__Written instruction 1__
In the SVE register patch thread, why must the vector length be included on each sample?
__Written instruction 2__
Quote the SVE register patch thread word for word, starting with "From: Will Deacon" and going on through "open the event.".

__Selected extract__
[start]

Re: [PATCH v2 1/2] perf: arm64: Add SVE vector granule register to user regs

From: Will Deacon
Date: Mon Jun 27 2022 - 07:13:30 EST


On Tue, May 17, 2022 at 11:07:42AM +0100, James Clark wrote:
> Dwarf based unwinding in a function that pushes SVE registers onto
> the stack requires the unwinder to know the length of the SVE register
> to calculate the stack offsets correctly. This was added to the Arm
> specific Dwarf spec as the VG pseudo register[1].
>
> Add the vector length at position 46 if it's requested by userspace and
> SVE is supported. If it's not supported then fail to open the event.
>
> The vector length must be on each sample because it can be changed
> at runtime via a prctl or ptrace call. Also by adding it as a register
> rather than a separate attribute, minimal changes will be required in an
> unwinder that already indexes into the register list.
>
> [1]: https://github.com/ARM-software/abi-aa/blob/main/aadwarf64/aadwarf64.rst
>
> Reviewed-by: Mark Brown <broonie@xxxxxxxxxx>
> Signed-off-by: James Clark <james.clark@xxxxxxx>
> ---
> arch/arm64/include/uapi/asm/perf_regs.h | 7 +++++-
> arch/arm64/kernel/perf_regs.c | 30 +++++++++++++++++++++++--
> drivers/perf/arm_pmu.c | 2 +-
> 3 files changed, 35 insertions(+), 4 deletions(-)
>
> diff --git a/arch/arm64/include/uapi/asm/perf_regs.h b/arch/arm64/include/uapi/asm/perf_regs.h
> index d54daafa89e3..fd157f46727e 100644
> --- a/arch/arm64/include/uapi/asm/perf_regs.h
> +++ b/arch/arm64/include/uapi/asm/perf_regs.h
> @@ -36,6 +36,11 @@ enum perf_event_arm_regs {
> PERF_REG_ARM64_LR,
> PERF_REG_ARM64_SP,
> PERF_REG_ARM64_PC,
> - PERF_REG_ARM64_MAX,
> +
> + /* Extended/pseudo registers */
> + PERF_REG_ARM64_VG = 46, // SVE Vector Granule
> +
> + PERF_REG_ARM64_MAX = PERF_REG_ARM64_PC + 1,
> + PERF_REG_ARM64_EXTENDED_MAX = PERF_REG_ARM64_VG + 1

I think you can leave PERF_REG_ARM64_MAX alone and just add:

PERF_REG_ARM64_VG = 46,
PERF_REG_ARM64_EXTENDED_MAX,

no?

[end]

__Dataset entries__
[start]

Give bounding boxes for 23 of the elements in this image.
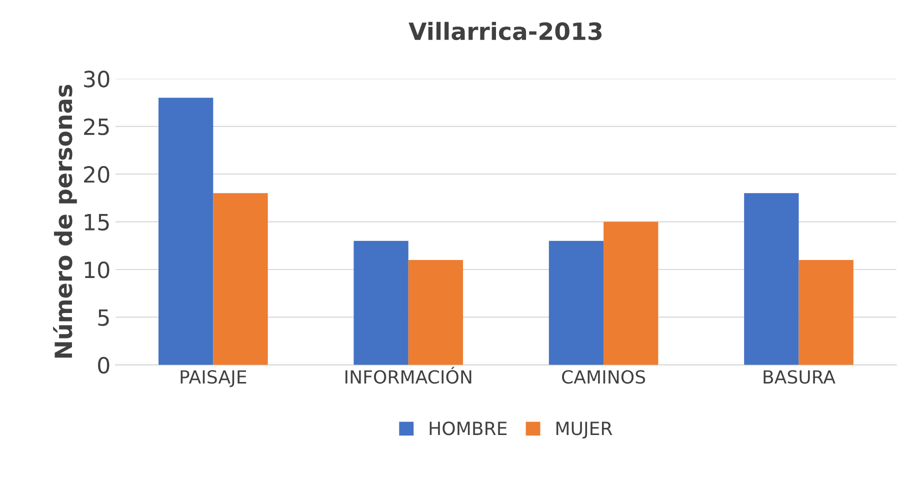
y-tick-label: 25 (84, 118, 109, 136)
y-tick-label: 5 (98, 309, 109, 326)
y-tick-label: 30 (84, 70, 110, 88)
y-tick-label: 10 (84, 261, 110, 278)
bar (604, 222, 658, 365)
bar (158, 98, 214, 365)
x-tick-label: INFORMACIÓN (346, 366, 472, 384)
bar (548, 240, 604, 365)
y-tick-label: 20 (84, 166, 110, 183)
legend-label: HOMBRE (430, 422, 507, 436)
y-tick-label: 15 (84, 214, 109, 231)
bar (354, 240, 408, 365)
bar (798, 260, 854, 365)
chart-title: Villarrica-2013 (408, 22, 602, 40)
x-tick-label: BASURA (764, 370, 836, 384)
x-tick-label: PAISAJE (180, 370, 246, 388)
y-axis-title: Número de personas (53, 84, 77, 358)
y-tick-label: 0 (98, 356, 110, 374)
bar (408, 260, 464, 365)
bar (213, 193, 268, 365)
bar (744, 193, 799, 365)
legend-label: MUJER (556, 422, 612, 439)
x-tick-label: CAMINOS (562, 370, 646, 384)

[end]

__Output 1__
It can be changed at runtime via a prctl or ptrace call.

__Output 2__
From: Will Deacon
Date: Mon Jun 27 2022 - 07:13:30 EST


On Tue, May 17, 2022 at 11:07:42AM +0100, James Clark wrote:
> Dwarf based unwinding in a function that pushes SVE registers onto
> the stack requires the unwinder to know the length of the SVE register
> to calculate the stack offsets correctly. This was added to the Arm
> specific Dwarf spec as the VG pseudo register[1].
>
> Add the vector length at position 46 if it's requested by userspace and
> SVE is supported. If it's not supported then fail to open the event.